- [THE REQUEST]: Find all lines in the records that include the word "Revenues", and copy them out.

- [DATA FOR THIS TASK]:
--- start ---

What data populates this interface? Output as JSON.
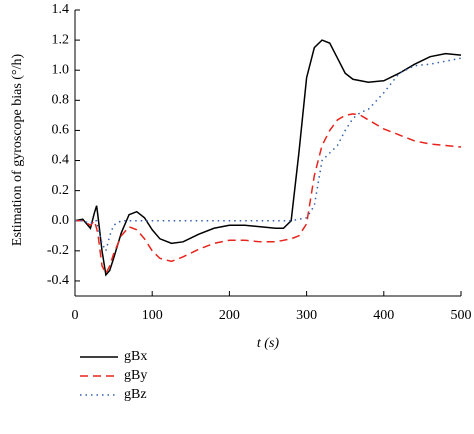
{
  "chart_data": {
    "type": "line",
    "ylabel": "Estimation of gyroscope bias (°/h)",
    "xlabel": "t (s)",
    "x": [
      0,
      10,
      20,
      25,
      28,
      30,
      35,
      40,
      45,
      50,
      60,
      70,
      80,
      90,
      100,
      110,
      125,
      140,
      160,
      180,
      200,
      220,
      240,
      260,
      270,
      280,
      290,
      300,
      310,
      320,
      330,
      340,
      350,
      360,
      370,
      380,
      400,
      420,
      440,
      460,
      480,
      500
    ],
    "series": [
      {
        "name": "gBx",
        "color": "#000000",
        "dash": "solid",
        "values": [
          0,
          0.01,
          -0.05,
          0.05,
          0.1,
          0.02,
          -0.2,
          -0.36,
          -0.33,
          -0.25,
          -0.08,
          0.04,
          0.06,
          0.02,
          -0.06,
          -0.12,
          -0.15,
          -0.14,
          -0.09,
          -0.05,
          -0.03,
          -0.03,
          -0.04,
          -0.05,
          -0.05,
          0,
          0.45,
          0.95,
          1.15,
          1.2,
          1.18,
          1.08,
          0.98,
          0.94,
          0.93,
          0.92,
          0.93,
          0.98,
          1.04,
          1.09,
          1.11,
          1.1
        ]
      },
      {
        "name": "gBy",
        "color": "#e8231b",
        "dash": "dashed",
        "values": [
          0,
          0,
          -0.03,
          0,
          -0.05,
          -0.1,
          -0.3,
          -0.35,
          -0.3,
          -0.22,
          -0.1,
          -0.04,
          -0.06,
          -0.12,
          -0.2,
          -0.25,
          -0.27,
          -0.24,
          -0.19,
          -0.15,
          -0.13,
          -0.13,
          -0.14,
          -0.14,
          -0.13,
          -0.12,
          -0.1,
          -0.02,
          0.3,
          0.5,
          0.6,
          0.67,
          0.7,
          0.71,
          0.7,
          0.67,
          0.61,
          0.57,
          0.53,
          0.51,
          0.5,
          0.49
        ]
      },
      {
        "name": "gBz",
        "color": "#2f5fb0",
        "dash": "dotted",
        "values": [
          0,
          0,
          -0.02,
          0,
          0,
          -0.05,
          -0.15,
          -0.2,
          -0.1,
          -0.03,
          0,
          0,
          0,
          0,
          0,
          0,
          0,
          0,
          0,
          0,
          0,
          0,
          0,
          0,
          0,
          0,
          0.01,
          0.02,
          0.1,
          0.4,
          0.45,
          0.5,
          0.6,
          0.68,
          0.72,
          0.74,
          0.85,
          0.98,
          1.03,
          1.04,
          1.06,
          1.08
        ]
      }
    ],
    "xlim": [
      0,
      500
    ],
    "xticks": [
      0,
      100,
      200,
      300,
      400,
      500
    ],
    "ylim": [
      -0.5,
      1.4
    ],
    "yticks": [
      -0.4,
      -0.2,
      {
        "value": 0,
        "label": "0.0"
      },
      0.2,
      0.4,
      0.6,
      0.8,
      {
        "value": 1,
        "label": "1.0"
      },
      1.2,
      1.4
    ]
  }
}
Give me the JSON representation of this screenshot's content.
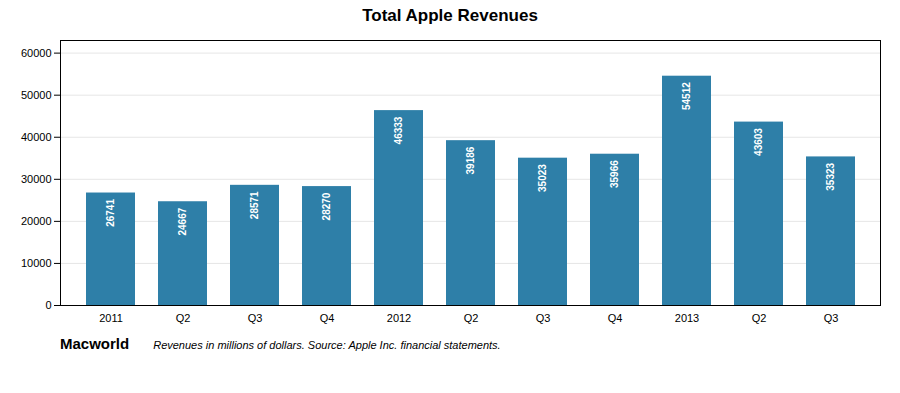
{
  "chart_data": {
    "type": "bar",
    "title": "Total Apple Revenues",
    "categories": [
      "2011",
      "Q2",
      "Q3",
      "Q4",
      "2012",
      "Q2",
      "Q3",
      "Q4",
      "2013",
      "Q2",
      "Q3"
    ],
    "values": [
      26741,
      24667,
      28571,
      28270,
      46333,
      39186,
      35023,
      35966,
      54512,
      43603,
      35323
    ],
    "color": "#2e7fa8",
    "ylim": [
      0,
      63000
    ],
    "yticks": [
      0,
      10000,
      20000,
      30000,
      40000,
      50000,
      60000
    ],
    "grid": true,
    "data_labels": true,
    "annotations": [
      "Macworld",
      "Revenues in millions of dollars. Source: Apple Inc. financial statements."
    ]
  }
}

--- end ---

- [EXERCISE RESPONSE]:
    "title": "Total Apple Revenues",
      "Revenues in millions of dollars. Source: Apple Inc. financial statements."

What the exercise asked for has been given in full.